THE PROBLEM ->
Each line in the records that mentions the word "Times" needs to be listed.

[PROVIDED INFORMATION Boundary: Start]

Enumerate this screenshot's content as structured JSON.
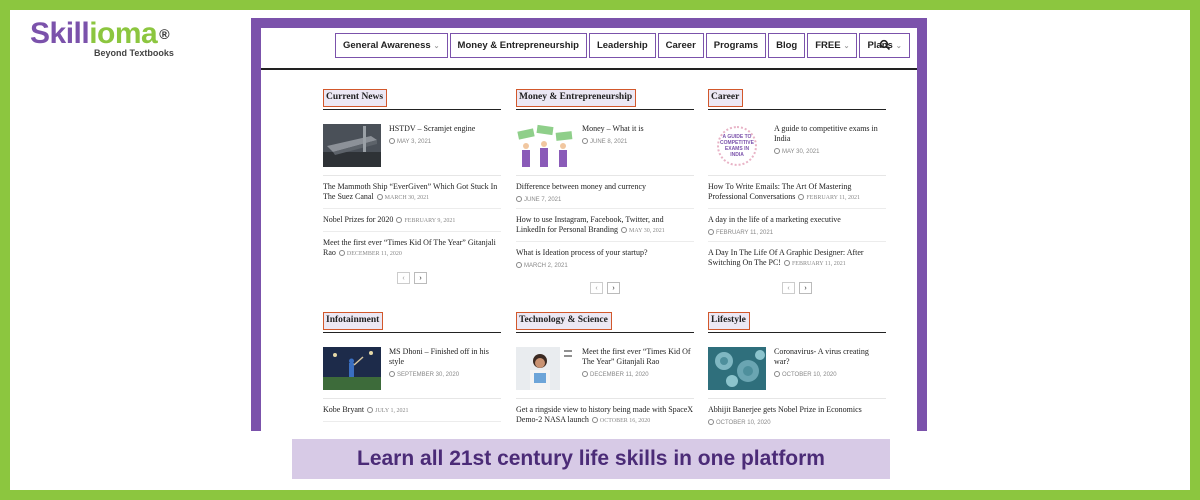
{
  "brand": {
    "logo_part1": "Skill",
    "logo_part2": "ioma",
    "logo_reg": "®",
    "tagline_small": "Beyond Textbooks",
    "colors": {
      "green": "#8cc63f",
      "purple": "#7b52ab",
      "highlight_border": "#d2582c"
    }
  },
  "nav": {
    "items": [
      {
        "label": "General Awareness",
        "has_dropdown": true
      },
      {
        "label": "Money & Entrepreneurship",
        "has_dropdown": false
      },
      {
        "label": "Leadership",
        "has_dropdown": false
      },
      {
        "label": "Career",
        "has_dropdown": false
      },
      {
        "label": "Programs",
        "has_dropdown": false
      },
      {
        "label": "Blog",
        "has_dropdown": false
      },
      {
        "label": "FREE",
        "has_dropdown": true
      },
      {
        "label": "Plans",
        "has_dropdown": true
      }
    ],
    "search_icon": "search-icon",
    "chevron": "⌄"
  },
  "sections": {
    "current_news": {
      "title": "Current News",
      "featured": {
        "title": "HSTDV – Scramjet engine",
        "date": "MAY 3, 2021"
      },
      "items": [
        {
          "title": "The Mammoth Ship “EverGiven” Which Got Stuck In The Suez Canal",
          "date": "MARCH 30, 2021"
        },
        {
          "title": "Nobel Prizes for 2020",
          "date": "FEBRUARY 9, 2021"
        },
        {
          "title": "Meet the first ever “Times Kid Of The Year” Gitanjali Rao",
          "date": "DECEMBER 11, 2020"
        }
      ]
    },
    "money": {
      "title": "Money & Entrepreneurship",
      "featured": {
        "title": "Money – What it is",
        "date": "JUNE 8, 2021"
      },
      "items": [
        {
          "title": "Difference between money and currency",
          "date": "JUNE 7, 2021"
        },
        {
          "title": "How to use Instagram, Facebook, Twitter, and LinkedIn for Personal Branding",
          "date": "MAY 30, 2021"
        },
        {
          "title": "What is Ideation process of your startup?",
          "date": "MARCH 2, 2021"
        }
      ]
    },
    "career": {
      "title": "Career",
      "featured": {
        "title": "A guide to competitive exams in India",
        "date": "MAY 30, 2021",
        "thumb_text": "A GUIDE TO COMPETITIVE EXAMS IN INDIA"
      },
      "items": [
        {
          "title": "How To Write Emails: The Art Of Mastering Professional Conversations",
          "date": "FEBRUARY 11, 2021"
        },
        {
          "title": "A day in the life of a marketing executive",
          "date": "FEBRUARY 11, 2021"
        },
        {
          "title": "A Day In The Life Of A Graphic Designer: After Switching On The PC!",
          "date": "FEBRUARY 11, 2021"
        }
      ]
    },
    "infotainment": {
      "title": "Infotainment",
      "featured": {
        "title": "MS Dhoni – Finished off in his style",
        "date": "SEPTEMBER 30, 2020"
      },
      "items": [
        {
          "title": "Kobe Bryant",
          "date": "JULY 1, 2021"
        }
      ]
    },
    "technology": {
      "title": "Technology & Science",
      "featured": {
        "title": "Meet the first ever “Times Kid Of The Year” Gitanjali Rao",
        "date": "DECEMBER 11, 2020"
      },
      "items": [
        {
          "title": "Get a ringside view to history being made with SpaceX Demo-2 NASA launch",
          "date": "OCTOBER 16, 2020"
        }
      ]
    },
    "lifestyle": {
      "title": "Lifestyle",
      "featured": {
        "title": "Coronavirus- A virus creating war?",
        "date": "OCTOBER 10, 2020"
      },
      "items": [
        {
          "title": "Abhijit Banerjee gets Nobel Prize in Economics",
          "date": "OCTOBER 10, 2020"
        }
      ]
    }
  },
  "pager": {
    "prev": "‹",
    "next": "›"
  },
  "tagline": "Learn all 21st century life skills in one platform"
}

[PROVIDED INFORMATION Boundary: End]
[PROVIDED INFORMATION Boundary: Start]

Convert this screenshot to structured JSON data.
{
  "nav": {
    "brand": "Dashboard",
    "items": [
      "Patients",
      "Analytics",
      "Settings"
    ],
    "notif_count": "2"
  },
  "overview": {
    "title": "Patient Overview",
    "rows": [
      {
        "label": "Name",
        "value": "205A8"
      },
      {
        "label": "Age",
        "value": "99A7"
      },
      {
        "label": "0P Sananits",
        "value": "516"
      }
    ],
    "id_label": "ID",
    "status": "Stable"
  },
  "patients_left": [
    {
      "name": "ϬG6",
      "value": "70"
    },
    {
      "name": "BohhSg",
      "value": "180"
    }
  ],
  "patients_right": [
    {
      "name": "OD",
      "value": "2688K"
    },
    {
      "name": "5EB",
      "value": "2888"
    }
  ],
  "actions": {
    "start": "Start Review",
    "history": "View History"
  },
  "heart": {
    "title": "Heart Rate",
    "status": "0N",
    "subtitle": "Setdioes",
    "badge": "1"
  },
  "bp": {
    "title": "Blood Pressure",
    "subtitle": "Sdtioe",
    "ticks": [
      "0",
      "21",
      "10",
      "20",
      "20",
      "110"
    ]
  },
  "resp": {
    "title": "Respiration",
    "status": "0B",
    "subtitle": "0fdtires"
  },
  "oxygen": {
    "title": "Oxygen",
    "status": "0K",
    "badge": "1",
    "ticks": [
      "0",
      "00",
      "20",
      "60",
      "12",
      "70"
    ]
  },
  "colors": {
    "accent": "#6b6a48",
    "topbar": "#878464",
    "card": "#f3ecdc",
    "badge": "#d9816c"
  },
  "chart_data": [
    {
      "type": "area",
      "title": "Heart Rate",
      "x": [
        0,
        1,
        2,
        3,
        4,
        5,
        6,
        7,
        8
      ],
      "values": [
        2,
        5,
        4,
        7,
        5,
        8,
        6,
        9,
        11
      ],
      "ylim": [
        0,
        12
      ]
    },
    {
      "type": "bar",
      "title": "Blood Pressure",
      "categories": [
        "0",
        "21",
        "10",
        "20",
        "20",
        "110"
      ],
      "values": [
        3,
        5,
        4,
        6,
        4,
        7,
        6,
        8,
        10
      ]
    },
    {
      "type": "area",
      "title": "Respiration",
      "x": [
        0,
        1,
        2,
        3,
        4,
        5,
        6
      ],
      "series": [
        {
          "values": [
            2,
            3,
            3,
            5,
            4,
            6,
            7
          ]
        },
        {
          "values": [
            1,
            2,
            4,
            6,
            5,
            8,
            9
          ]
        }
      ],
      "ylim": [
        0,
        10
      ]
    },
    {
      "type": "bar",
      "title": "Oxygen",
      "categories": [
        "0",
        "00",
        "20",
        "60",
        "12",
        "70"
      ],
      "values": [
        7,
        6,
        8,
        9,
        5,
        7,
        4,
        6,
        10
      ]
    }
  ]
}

[PROVIDED INFORMATION Boundary: End]

EXERCISE ANSWER ->
          "title": "Meet the first ever “Times Kid Of The Year” Gitanjali Rao",
        "title": "Meet the first ever “Times Kid Of The Year” Gitanjali Rao",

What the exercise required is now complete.